[Start]

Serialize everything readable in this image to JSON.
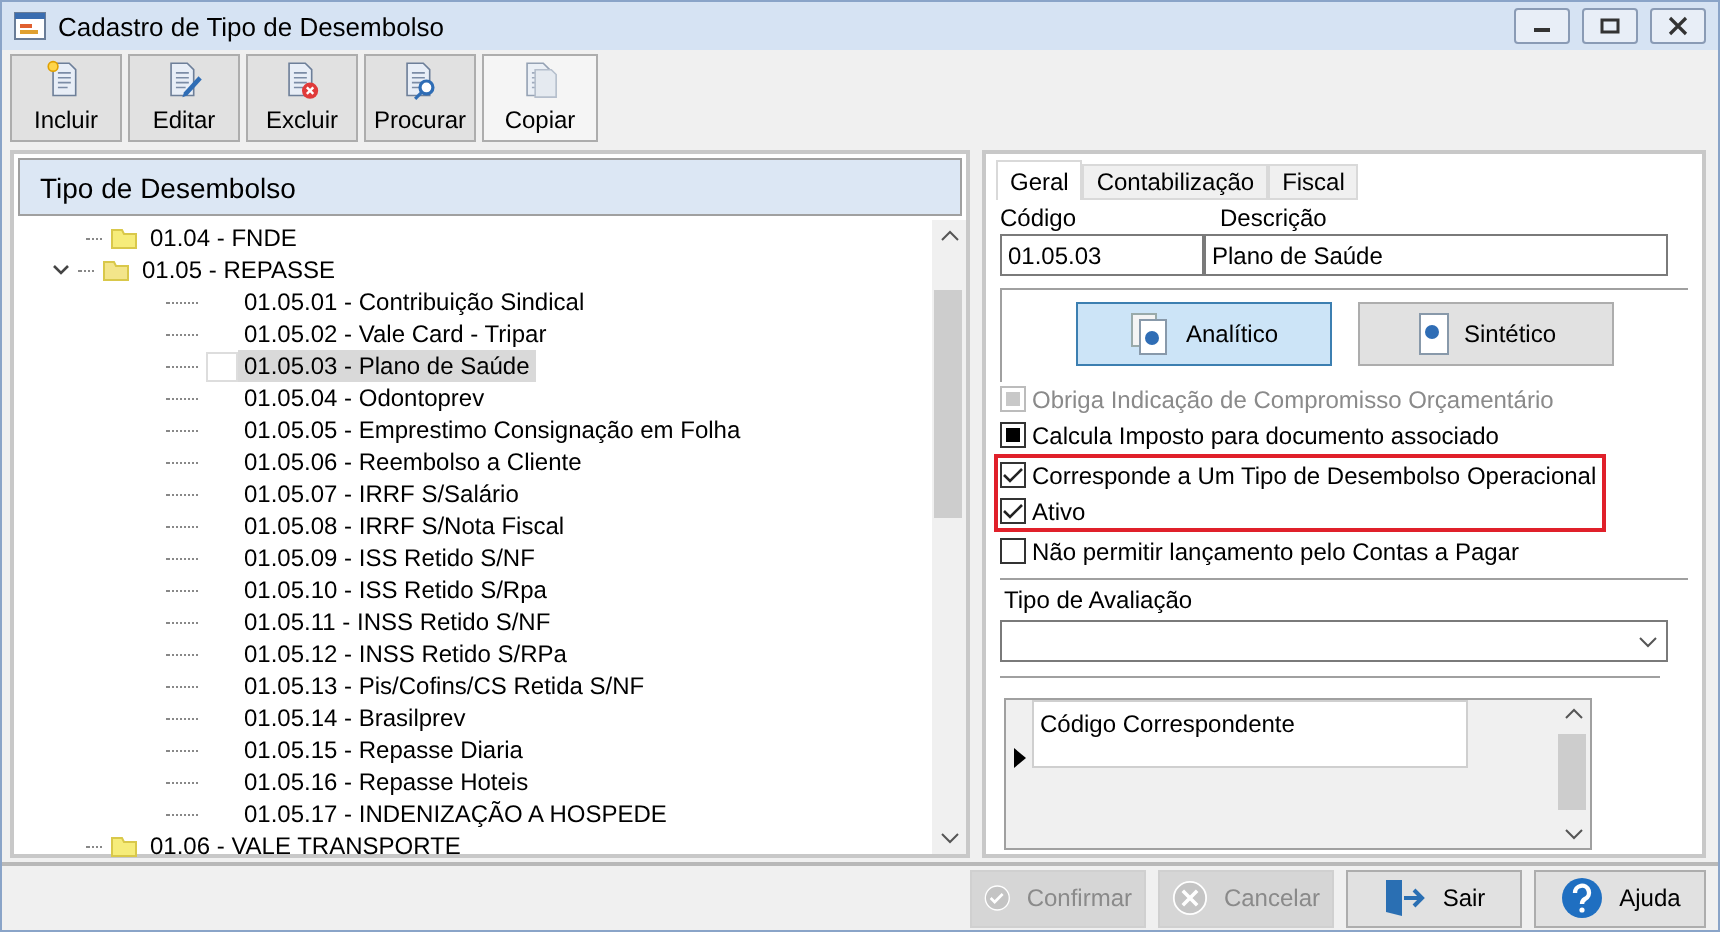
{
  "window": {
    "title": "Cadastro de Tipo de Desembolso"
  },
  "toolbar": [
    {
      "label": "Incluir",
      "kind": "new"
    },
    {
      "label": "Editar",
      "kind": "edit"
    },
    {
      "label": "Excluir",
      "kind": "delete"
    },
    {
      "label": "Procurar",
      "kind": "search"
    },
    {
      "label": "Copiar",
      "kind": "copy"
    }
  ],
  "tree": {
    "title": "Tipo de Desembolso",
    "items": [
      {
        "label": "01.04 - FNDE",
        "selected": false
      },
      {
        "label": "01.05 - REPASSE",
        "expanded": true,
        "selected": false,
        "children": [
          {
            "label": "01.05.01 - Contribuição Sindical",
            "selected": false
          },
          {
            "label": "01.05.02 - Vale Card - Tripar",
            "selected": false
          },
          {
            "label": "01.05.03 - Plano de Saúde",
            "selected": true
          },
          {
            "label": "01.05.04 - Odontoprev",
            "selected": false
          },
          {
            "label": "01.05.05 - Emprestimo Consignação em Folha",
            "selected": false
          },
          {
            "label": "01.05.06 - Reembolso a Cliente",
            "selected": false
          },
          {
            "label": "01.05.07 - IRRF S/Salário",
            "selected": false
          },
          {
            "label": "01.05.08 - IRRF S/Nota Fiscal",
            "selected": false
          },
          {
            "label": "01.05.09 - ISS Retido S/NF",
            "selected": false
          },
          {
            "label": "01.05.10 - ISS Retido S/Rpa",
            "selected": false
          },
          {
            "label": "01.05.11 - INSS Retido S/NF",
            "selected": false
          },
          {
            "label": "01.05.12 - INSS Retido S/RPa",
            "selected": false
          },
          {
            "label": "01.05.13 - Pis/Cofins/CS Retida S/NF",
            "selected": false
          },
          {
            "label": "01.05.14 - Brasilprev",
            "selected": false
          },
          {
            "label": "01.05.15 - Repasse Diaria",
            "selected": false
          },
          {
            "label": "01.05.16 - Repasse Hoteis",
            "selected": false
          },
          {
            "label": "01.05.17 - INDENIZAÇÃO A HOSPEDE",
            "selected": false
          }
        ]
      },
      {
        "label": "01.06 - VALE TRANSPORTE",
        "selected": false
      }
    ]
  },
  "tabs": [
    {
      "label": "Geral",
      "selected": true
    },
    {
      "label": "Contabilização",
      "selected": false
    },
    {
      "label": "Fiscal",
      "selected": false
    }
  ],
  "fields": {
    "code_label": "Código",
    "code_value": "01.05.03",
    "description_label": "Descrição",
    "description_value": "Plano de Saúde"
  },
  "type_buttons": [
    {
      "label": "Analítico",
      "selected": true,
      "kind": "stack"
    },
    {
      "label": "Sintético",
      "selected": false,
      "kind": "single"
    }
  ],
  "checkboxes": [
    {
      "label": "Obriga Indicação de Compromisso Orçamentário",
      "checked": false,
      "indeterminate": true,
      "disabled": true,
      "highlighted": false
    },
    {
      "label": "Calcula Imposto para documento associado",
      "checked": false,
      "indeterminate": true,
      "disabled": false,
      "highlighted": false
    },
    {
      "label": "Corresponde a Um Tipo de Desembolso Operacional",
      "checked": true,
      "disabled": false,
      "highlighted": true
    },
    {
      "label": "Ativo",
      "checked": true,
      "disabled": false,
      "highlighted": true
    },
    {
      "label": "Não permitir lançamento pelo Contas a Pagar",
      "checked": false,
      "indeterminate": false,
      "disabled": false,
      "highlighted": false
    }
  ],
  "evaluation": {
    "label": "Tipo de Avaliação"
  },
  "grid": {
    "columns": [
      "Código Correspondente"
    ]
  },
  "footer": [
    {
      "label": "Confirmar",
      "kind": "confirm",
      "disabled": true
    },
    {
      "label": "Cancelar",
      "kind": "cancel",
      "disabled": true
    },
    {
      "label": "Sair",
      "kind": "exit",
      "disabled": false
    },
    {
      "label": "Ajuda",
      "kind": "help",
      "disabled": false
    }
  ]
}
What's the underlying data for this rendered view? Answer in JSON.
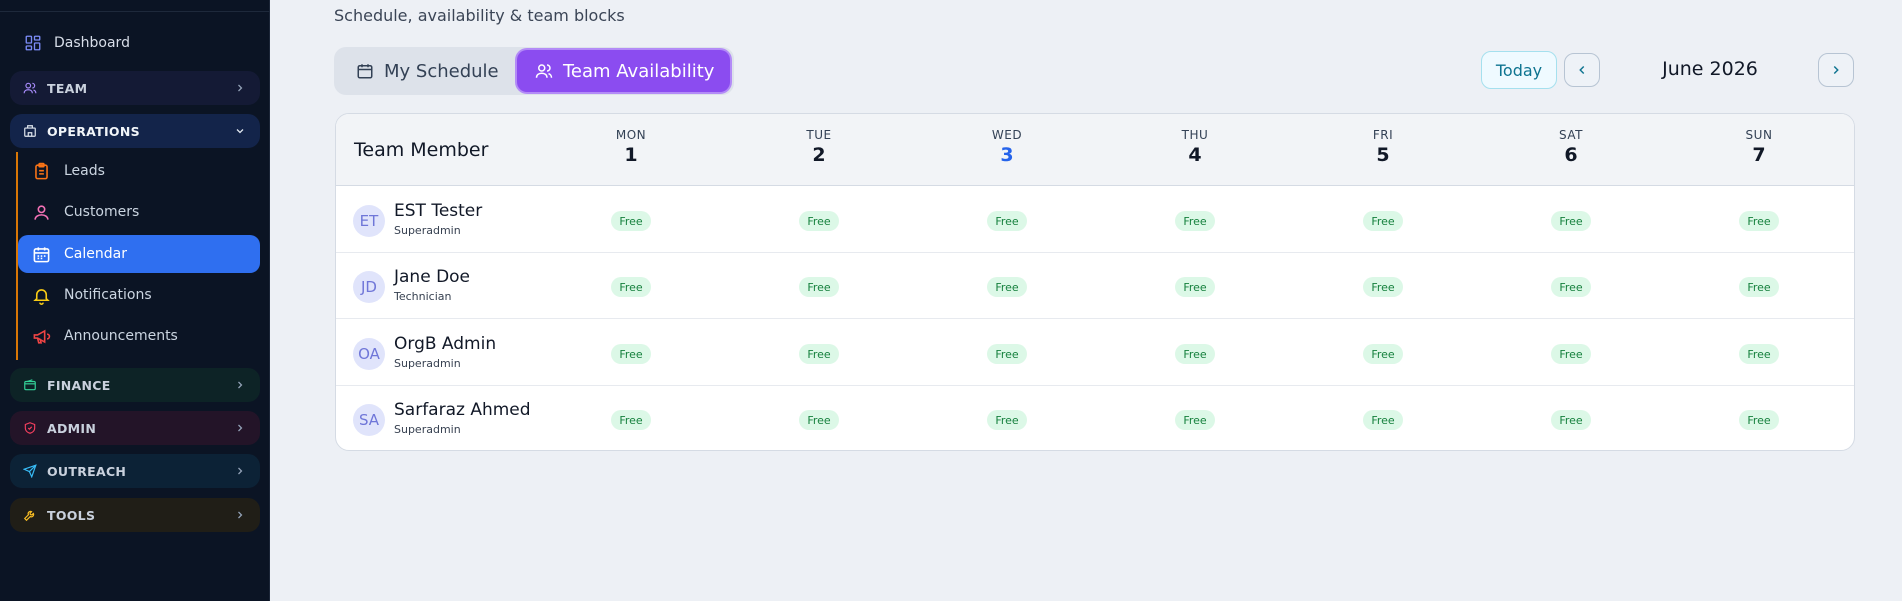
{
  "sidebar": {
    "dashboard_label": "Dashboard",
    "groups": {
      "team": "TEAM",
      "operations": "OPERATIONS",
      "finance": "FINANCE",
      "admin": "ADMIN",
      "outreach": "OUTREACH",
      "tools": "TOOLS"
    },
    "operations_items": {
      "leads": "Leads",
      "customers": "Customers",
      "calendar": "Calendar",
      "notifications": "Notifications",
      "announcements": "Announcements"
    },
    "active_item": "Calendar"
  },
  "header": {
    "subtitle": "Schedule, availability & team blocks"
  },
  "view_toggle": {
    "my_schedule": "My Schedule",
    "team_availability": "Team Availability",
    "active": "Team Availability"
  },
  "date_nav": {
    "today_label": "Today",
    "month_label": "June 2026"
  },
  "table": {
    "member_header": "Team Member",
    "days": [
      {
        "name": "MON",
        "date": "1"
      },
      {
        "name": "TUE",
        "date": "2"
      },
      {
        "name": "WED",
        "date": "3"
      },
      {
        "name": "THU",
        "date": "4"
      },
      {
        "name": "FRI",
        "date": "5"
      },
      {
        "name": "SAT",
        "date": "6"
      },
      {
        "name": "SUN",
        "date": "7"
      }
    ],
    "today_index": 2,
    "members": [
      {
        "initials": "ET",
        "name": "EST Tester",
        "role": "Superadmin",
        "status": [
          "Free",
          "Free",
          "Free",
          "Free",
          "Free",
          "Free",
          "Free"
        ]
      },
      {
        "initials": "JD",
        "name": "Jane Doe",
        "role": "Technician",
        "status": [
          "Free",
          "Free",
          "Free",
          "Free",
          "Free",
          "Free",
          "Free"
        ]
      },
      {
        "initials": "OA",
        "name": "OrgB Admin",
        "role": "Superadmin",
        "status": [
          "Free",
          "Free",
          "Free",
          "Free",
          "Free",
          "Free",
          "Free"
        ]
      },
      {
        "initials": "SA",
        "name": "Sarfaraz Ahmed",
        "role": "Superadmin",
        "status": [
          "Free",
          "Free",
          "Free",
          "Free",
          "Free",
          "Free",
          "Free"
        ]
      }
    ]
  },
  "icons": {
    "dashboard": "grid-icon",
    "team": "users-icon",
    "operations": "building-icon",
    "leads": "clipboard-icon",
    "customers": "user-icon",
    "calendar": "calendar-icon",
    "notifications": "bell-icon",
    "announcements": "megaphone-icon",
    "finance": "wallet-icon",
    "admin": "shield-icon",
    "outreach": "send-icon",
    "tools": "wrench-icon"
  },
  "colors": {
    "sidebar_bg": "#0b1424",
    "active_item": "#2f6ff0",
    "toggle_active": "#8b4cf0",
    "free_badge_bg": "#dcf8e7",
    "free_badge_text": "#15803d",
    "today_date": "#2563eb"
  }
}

[End]

Give the data above again in full and unchanged, skipping the pictures.

Serialize everything readable in this image to JSON.
{
  "window": {
    "title": "Cadastro de Tipo de Desembolso"
  },
  "toolbar": [
    {
      "label": "Incluir",
      "kind": "new"
    },
    {
      "label": "Editar",
      "kind": "edit"
    },
    {
      "label": "Excluir",
      "kind": "delete"
    },
    {
      "label": "Procurar",
      "kind": "search"
    },
    {
      "label": "Copiar",
      "kind": "copy"
    }
  ],
  "tree": {
    "title": "Tipo de Desembolso",
    "items": [
      {
        "label": "01.04 - FNDE",
        "selected": false
      },
      {
        "label": "01.05 - REPASSE",
        "expanded": true,
        "selected": false,
        "children": [
          {
            "label": "01.05.01 - Contribuição Sindical",
            "selected": false
          },
          {
            "label": "01.05.02 - Vale Card - Tripar",
            "selected": false
          },
          {
            "label": "01.05.03 - Plano de Saúde",
            "selected": true
          },
          {
            "label": "01.05.04 - Odontoprev",
            "selected": false
          },
          {
            "label": "01.05.05 - Emprestimo Consignação em Folha",
            "selected": false
          },
          {
            "label": "01.05.06 - Reembolso a Cliente",
            "selected": false
          },
          {
            "label": "01.05.07 - IRRF S/Salário",
            "selected": false
          },
          {
            "label": "01.05.08 - IRRF S/Nota Fiscal",
            "selected": false
          },
          {
            "label": "01.05.09 - ISS Retido S/NF",
            "selected": false
          },
          {
            "label": "01.05.10 - ISS Retido S/Rpa",
            "selected": false
          },
          {
            "label": "01.05.11 - INSS Retido S/NF",
            "selected": false
          },
          {
            "label": "01.05.12 - INSS Retido S/RPa",
            "selected": false
          },
          {
            "label": "01.05.13 - Pis/Cofins/CS Retida S/NF",
            "selected": false
          },
          {
            "label": "01.05.14 - Brasilprev",
            "selected": false
          },
          {
            "label": "01.05.15 - Repasse Diaria",
            "selected": false
          },
          {
            "label": "01.05.16 - Repasse Hoteis",
            "selected": false
          },
          {
            "label": "01.05.17 - INDENIZAÇÃO A HOSPEDE",
            "selected": false
          }
        ]
      },
      {
        "label": "01.06 - VALE TRANSPORTE",
        "selected": false
      }
    ]
  },
  "tabs": [
    {
      "label": "Geral",
      "selected": true
    },
    {
      "label": "Contabilização",
      "selected": false
    },
    {
      "label": "Fiscal",
      "selected": false
    }
  ],
  "fields": {
    "code_label": "Código",
    "code_value": "01.05.03",
    "description_label": "Descrição",
    "description_value": "Plano de Saúde"
  },
  "type_buttons": [
    {
      "label": "Analítico",
      "selected": true,
      "kind": "stack"
    },
    {
      "label": "Sintético",
      "selected": false,
      "kind": "single"
    }
  ],
  "checkboxes": [
    {
      "label": "Obriga Indicação de Compromisso Orçamentário",
      "checked": false,
      "indeterminate": true,
      "disabled": true,
      "highlighted": false
    },
    {
      "label": "Calcula Imposto para documento associado",
      "checked": false,
      "indeterminate": true,
      "disabled": false,
      "highlighted": false
    },
    {
      "label": "Corresponde a Um Tipo de Desembolso Operacional",
      "checked": true,
      "disabled": false,
      "highlighted": true
    },
    {
      "label": "Ativo",
      "checked": true,
      "disabled": false,
      "highlighted": true
    },
    {
      "label": "Não permitir lançamento pelo Contas a Pagar",
      "checked": false,
      "indeterminate": false,
      "disabled": false,
      "highlighted": false
    }
  ],
  "evaluation": {
    "label": "Tipo de Avaliação"
  },
  "grid": {
    "columns": [
      "Código Correspondente"
    ]
  },
  "footer": [
    {
      "label": "Confirmar",
      "kind": "confirm",
      "disabled": true
    },
    {
      "label": "Cancelar",
      "kind": "cancel",
      "disabled": true
    },
    {
      "label": "Sair",
      "kind": "exit",
      "disabled": false
    },
    {
      "label": "Ajuda",
      "kind": "help",
      "disabled": false
    }
  ]
}
What's the underlying data for this rendered view? Answer in JSON.
{
  "sidebar": {
    "dashboard_label": "Dashboard",
    "groups": {
      "team": "TEAM",
      "operations": "OPERATIONS",
      "finance": "FINANCE",
      "admin": "ADMIN",
      "outreach": "OUTREACH",
      "tools": "TOOLS"
    },
    "operations_items": {
      "leads": "Leads",
      "customers": "Customers",
      "calendar": "Calendar",
      "notifications": "Notifications",
      "announcements": "Announcements"
    },
    "active_item": "Calendar"
  },
  "header": {
    "subtitle": "Schedule, availability & team blocks"
  },
  "view_toggle": {
    "my_schedule": "My Schedule",
    "team_availability": "Team Availability",
    "active": "Team Availability"
  },
  "date_nav": {
    "today_label": "Today",
    "month_label": "June 2026"
  },
  "table": {
    "member_header": "Team Member",
    "days": [
      {
        "name": "MON",
        "date": "1"
      },
      {
        "name": "TUE",
        "date": "2"
      },
      {
        "name": "WED",
        "date": "3"
      },
      {
        "name": "THU",
        "date": "4"
      },
      {
        "name": "FRI",
        "date": "5"
      },
      {
        "name": "SAT",
        "date": "6"
      },
      {
        "name": "SUN",
        "date": "7"
      }
    ],
    "today_index": 2,
    "members": [
      {
        "initials": "ET",
        "name": "EST Tester",
        "role": "Superadmin",
        "status": [
          "Free",
          "Free",
          "Free",
          "Free",
          "Free",
          "Free",
          "Free"
        ]
      },
      {
        "initials": "JD",
        "name": "Jane Doe",
        "role": "Technician",
        "status": [
          "Free",
          "Free",
          "Free",
          "Free",
          "Free",
          "Free",
          "Free"
        ]
      },
      {
        "initials": "OA",
        "name": "OrgB Admin",
        "role": "Superadmin",
        "status": [
          "Free",
          "Free",
          "Free",
          "Free",
          "Free",
          "Free",
          "Free"
        ]
      },
      {
        "initials": "SA",
        "name": "Sarfaraz Ahmed",
        "role": "Superadmin",
        "status": [
          "Free",
          "Free",
          "Free",
          "Free",
          "Free",
          "Free",
          "Free"
        ]
      }
    ]
  },
  "icons": {
    "dashboard": "grid-icon",
    "team": "users-icon",
    "operations": "building-icon",
    "leads": "clipboard-icon",
    "customers": "user-icon",
    "calendar": "calendar-icon",
    "notifications": "bell-icon",
    "announcements": "megaphone-icon",
    "finance": "wallet-icon",
    "admin": "shield-icon",
    "outreach": "send-icon",
    "tools": "wrench-icon"
  },
  "colors": {
    "sidebar_bg": "#0b1424",
    "active_item": "#2f6ff0",
    "toggle_active": "#8b4cf0",
    "free_badge_bg": "#dcf8e7",
    "free_badge_text": "#15803d",
    "today_date": "#2563eb"
  }
}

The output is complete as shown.